STATED TASK:
Please output the lines shown below exactly as they appear.

------ MATERIAL

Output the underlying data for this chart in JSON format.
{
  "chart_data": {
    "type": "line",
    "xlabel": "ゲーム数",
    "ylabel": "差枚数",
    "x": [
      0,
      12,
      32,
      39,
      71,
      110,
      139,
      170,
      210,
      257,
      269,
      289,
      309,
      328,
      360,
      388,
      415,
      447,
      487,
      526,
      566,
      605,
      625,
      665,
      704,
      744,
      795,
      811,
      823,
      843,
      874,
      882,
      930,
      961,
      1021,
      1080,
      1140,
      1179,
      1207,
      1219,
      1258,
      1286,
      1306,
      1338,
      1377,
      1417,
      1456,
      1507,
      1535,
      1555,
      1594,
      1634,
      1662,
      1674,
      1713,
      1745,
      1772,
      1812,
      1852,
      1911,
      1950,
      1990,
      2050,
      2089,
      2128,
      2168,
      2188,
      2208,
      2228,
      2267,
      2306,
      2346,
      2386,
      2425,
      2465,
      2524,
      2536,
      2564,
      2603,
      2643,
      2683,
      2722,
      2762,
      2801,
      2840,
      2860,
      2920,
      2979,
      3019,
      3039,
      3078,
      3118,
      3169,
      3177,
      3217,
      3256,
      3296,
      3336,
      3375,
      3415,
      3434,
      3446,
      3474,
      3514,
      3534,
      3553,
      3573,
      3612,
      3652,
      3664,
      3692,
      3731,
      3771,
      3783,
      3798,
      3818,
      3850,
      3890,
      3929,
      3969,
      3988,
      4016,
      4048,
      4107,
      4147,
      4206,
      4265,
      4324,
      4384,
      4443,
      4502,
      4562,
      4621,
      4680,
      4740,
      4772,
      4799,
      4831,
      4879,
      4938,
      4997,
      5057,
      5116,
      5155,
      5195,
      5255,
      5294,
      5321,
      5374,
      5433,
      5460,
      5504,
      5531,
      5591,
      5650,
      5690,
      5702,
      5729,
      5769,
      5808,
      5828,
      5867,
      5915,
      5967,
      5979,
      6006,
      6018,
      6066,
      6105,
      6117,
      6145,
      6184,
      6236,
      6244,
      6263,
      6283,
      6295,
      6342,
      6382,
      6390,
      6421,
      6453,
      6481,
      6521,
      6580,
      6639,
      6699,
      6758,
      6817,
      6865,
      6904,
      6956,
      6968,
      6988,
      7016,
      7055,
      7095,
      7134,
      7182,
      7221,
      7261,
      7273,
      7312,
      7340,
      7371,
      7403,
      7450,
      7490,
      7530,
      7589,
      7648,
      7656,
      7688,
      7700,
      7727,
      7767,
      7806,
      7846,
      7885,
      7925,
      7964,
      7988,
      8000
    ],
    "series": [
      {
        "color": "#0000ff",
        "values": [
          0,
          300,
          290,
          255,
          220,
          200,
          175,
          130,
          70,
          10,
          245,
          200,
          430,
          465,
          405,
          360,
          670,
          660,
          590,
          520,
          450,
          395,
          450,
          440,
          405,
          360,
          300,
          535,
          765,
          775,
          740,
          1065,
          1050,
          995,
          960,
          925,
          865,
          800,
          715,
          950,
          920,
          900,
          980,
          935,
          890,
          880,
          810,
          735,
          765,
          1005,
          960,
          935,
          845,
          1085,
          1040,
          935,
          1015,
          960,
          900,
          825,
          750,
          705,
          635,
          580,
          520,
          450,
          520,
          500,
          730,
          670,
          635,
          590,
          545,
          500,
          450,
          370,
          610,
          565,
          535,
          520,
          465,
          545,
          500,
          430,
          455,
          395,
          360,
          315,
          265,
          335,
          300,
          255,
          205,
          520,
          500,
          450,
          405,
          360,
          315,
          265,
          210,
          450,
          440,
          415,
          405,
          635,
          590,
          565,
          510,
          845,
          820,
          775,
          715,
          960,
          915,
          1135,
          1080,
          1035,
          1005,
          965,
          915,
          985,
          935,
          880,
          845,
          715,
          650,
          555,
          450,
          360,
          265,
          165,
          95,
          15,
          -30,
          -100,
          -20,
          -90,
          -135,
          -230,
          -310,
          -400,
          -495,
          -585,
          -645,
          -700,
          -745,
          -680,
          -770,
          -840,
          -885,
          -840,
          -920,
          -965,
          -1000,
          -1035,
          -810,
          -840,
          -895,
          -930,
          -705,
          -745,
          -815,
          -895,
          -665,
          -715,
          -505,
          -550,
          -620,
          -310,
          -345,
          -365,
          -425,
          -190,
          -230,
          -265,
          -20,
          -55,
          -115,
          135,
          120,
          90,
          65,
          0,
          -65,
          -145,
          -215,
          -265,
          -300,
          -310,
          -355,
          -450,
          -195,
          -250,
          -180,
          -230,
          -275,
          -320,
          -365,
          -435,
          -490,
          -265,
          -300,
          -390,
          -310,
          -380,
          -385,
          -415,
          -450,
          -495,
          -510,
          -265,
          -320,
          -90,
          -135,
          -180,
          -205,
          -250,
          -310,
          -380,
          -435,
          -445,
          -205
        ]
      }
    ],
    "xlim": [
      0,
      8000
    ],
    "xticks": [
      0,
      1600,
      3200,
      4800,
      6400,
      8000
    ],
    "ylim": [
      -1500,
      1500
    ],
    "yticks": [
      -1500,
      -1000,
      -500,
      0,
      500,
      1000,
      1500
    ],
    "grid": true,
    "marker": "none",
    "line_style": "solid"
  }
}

------------

RESPONSE TO THE TASK:
Output the underlying data for this chart in JSON format.
{
  "chart_data": {
    "type": "line",
    "xlabel": "ゲーム数",
    "ylabel": "差枚数",
    "x": [
      0,
      12,
      32,
      39,
      71,
      110,
      139,
      170,
      210,
      257,
      269,
      289,
      309,
      328,
      360,
      388,
      415,
      447,
      487,
      526,
      566,
      605,
      625,
      665,
      704,
      744,
      795,
      811,
      823,
      843,
      874,
      882,
      930,
      961,
      1021,
      1080,
      1140,
      1179,
      1207,
      1219,
      1258,
      1286,
      1306,
      1338,
      1377,
      1417,
      1456,
      1507,
      1535,
      1555,
      1594,
      1634,
      1662,
      1674,
      1713,
      1745,
      1772,
      1812,
      1852,
      1911,
      1950,
      1990,
      2050,
      2089,
      2128,
      2168,
      2188,
      2208,
      2228,
      2267,
      2306,
      2346,
      2386,
      2425,
      2465,
      2524,
      2536,
      2564,
      2603,
      2643,
      2683,
      2722,
      2762,
      2801,
      2840,
      2860,
      2920,
      2979,
      3019,
      3039,
      3078,
      3118,
      3169,
      3177,
      3217,
      3256,
      3296,
      3336,
      3375,
      3415,
      3434,
      3446,
      3474,
      3514,
      3534,
      3553,
      3573,
      3612,
      3652,
      3664,
      3692,
      3731,
      3771,
      3783,
      3798,
      3818,
      3850,
      3890,
      3929,
      3969,
      3988,
      4016,
      4048,
      4107,
      4147,
      4206,
      4265,
      4324,
      4384,
      4443,
      4502,
      4562,
      4621,
      4680,
      4740,
      4772,
      4799,
      4831,
      4879,
      4938,
      4997,
      5057,
      5116,
      5155,
      5195,
      5255,
      5294,
      5321,
      5374,
      5433,
      5460,
      5504,
      5531,
      5591,
      5650,
      5690,
      5702,
      5729,
      5769,
      5808,
      5828,
      5867,
      5915,
      5967,
      5979,
      6006,
      6018,
      6066,
      6105,
      6117,
      6145,
      6184,
      6236,
      6244,
      6263,
      6283,
      6295,
      6342,
      6382,
      6390,
      6421,
      6453,
      6481,
      6521,
      6580,
      6639,
      6699,
      6758,
      6817,
      6865,
      6904,
      6956,
      6968,
      6988,
      7016,
      7055,
      7095,
      7134,
      7182,
      7221,
      7261,
      7273,
      7312,
      7340,
      7371,
      7403,
      7450,
      7490,
      7530,
      7589,
      7648,
      7656,
      7688,
      7700,
      7727,
      7767,
      7806,
      7846,
      7885,
      7925,
      7964,
      7988,
      8000
    ],
    "series": [
      {
        "color": "#0000ff",
        "values": [
          0,
          300,
          290,
          255,
          220,
          200,
          175,
          130,
          70,
          10,
          245,
          200,
          430,
          465,
          405,
          360,
          670,
          660,
          590,
          520,
          450,
          395,
          450,
          440,
          405,
          360,
          300,
          535,
          765,
          775,
          740,
          1065,
          1050,
          995,
          960,
          925,
          865,
          800,
          715,
          950,
          920,
          900,
          980,
          935,
          890,
          880,
          810,
          735,
          765,
          1005,
          960,
          935,
          845,
          1085,
          1040,
          935,
          1015,
          960,
          900,
          825,
          750,
          705,
          635,
          580,
          520,
          450,
          520,
          500,
          730,
          670,
          635,
          590,
          545,
          500,
          450,
          370,
          610,
          565,
          535,
          520,
          465,
          545,
          500,
          430,
          455,
          395,
          360,
          315,
          265,
          335,
          300,
          255,
          205,
          520,
          500,
          450,
          405,
          360,
          315,
          265,
          210,
          450,
          440,
          415,
          405,
          635,
          590,
          565,
          510,
          845,
          820,
          775,
          715,
          960,
          915,
          1135,
          1080,
          1035,
          1005,
          965,
          915,
          985,
          935,
          880,
          845,
          715,
          650,
          555,
          450,
          360,
          265,
          165,
          95,
          15,
          -30,
          -100,
          -20,
          -90,
          -135,
          -230,
          -310,
          -400,
          -495,
          -585,
          -645,
          -700,
          -745,
          -680,
          -770,
          -840,
          -885,
          -840,
          -920,
          -965,
          -1000,
          -1035,
          -810,
          -840,
          -895,
          -930,
          -705,
          -745,
          -815,
          -895,
          -665,
          -715,
          -505,
          -550,
          -620,
          -310,
          -345,
          -365,
          -425,
          -190,
          -230,
          -265,
          -20,
          -55,
          -115,
          135,
          120,
          90,
          65,
          0,
          -65,
          -145,
          -215,
          -265,
          -300,
          -310,
          -355,
          -450,
          -195,
          -250,
          -180,
          -230,
          -275,
          -320,
          -365,
          -435,
          -490,
          -265,
          -300,
          -390,
          -310,
          -380,
          -385,
          -415,
          -450,
          -495,
          -510,
          -265,
          -320,
          -90,
          -135,
          -180,
          -205,
          -250,
          -310,
          -380,
          -435,
          -445,
          -205
        ]
      }
    ],
    "xlim": [
      0,
      8000
    ],
    "xticks": [
      0,
      1600,
      3200,
      4800,
      6400,
      8000
    ],
    "ylim": [
      -1500,
      1500
    ],
    "yticks": [
      -1500,
      -1000,
      -500,
      0,
      500,
      1000,
      1500
    ],
    "grid": true,
    "marker": "none",
    "line_style": "solid"
  }
}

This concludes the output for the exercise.